What he discovered was a way to hold both joy and grief simultaneously in his awareness. Joy at the beauty of the natural world, the human exchange with the Nepalese, and the opportunity to practice care for both people and the planet. But always, the undertone of grief in this age of loss.
Bill McKibben called de Buys one of the planet’s great observers, saying that the Trail to Kanjiroba may be his masterwork.
DeBuys is the author of ten books, including A Great Aridness, which we spoke with him about in 2012.
When James Rebanks was a kid, he didn’t want to follow in his father’s footsteps in the family business of farming. Until, that is, his grandfather stepped in to awaken in the boy a love for the natural world and the stewardship of it.
His grandfather farmed in the old ways. Rebanks writes that he was “a boy living through the last days of an ancient farming world”, where the farm animals, wildlife and his Grandfather were “part of the same whole.”

Directives »
- A) In the passage about the nature writers, switch "masterwork" to "magnum opus" and write out the stretch from "Bill McKibben called" through "stewardship of it.".
- B) According to the passage about the nature writers, who called de Buys one of the planet's great observers?
- C) Finish out the next part of the passage about the nature writers, starting after its final sentence.
The records are not needed for any of this work.

[Layout element annotations]
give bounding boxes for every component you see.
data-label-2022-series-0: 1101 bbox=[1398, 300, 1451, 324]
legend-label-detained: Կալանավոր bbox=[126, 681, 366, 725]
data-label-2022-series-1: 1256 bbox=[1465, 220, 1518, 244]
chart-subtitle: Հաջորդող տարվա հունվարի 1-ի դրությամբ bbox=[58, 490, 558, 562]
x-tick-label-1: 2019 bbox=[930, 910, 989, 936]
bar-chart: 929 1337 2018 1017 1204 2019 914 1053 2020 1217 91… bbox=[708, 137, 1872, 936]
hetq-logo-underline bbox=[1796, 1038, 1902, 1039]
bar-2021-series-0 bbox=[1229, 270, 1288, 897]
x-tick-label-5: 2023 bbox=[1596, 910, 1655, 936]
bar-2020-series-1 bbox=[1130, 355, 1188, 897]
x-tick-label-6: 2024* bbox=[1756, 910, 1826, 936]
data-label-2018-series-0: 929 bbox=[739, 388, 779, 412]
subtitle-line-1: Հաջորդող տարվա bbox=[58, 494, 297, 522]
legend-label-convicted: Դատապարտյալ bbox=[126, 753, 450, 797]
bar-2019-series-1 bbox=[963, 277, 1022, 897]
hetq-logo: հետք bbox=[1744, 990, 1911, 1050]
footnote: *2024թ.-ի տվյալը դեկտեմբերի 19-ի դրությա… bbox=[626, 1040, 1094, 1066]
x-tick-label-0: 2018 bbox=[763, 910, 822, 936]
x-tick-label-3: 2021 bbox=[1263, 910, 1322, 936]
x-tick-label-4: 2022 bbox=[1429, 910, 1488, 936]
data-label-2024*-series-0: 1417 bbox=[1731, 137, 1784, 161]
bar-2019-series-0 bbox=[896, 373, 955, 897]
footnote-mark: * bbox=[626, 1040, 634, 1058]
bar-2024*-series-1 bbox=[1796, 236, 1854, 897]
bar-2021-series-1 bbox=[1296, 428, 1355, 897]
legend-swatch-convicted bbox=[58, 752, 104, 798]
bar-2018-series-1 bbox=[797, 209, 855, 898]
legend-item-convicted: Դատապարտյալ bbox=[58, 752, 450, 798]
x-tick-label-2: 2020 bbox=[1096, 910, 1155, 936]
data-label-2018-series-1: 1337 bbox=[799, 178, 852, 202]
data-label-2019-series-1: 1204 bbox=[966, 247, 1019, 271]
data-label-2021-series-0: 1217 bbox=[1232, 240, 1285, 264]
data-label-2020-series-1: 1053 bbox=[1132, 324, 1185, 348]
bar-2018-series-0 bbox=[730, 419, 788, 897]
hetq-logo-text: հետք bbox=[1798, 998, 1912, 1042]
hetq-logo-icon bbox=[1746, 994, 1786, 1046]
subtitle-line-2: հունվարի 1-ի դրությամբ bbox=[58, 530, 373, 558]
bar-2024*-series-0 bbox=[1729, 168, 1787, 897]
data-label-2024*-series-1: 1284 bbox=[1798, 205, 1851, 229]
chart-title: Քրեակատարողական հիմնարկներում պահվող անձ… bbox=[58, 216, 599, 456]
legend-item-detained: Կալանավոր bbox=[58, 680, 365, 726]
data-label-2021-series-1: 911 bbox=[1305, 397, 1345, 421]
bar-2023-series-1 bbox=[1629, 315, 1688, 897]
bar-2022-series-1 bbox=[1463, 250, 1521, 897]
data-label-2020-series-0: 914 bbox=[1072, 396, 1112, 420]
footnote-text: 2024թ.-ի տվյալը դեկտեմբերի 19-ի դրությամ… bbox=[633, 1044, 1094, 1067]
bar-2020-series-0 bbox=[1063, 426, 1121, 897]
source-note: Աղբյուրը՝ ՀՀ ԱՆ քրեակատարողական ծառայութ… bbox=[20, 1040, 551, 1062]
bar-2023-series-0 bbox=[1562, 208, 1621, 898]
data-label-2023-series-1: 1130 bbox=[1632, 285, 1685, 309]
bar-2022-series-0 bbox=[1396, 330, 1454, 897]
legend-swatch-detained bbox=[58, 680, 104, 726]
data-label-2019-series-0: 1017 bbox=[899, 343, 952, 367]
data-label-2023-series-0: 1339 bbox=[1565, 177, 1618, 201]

Answers to each task »
- A)
Bill McKibben called de Buys one of the planet’s great observers, saying that the Trail to Kanjiroba may be his magnum opus.
DeBuys is the author of ten books, including A Great Aridness, which we spoke with him about in 2012.
When James Rebanks was a kid, he didn’t want to follow in his father’s footsteps in the family business of farming. Until, that is, his grandfather stepped in to awaken in the boy a love for the natural world and the stewardship of it.

- B) Bill McKibben

- C)
Then his grandfather, and his way of farming on the land died with him—for awhile. Rebanks father tried to farm in the new, industrial, monoculture way, with disastrous results.
When Rebanks inherited the farm, he revived his grandfather’s legacy and brought the land back again to wholeness. He chronicles that journey in his beautifully written memoir, Pastoral Song.
The great nature writing legend Wendell Berry said, “James Rebanks’s story of his family’s farm is just about perfect. It belongs with the finest writing of its kind.”
Rebanks is also the author of a bestselling earlier memoir, The Shepherd’s Life.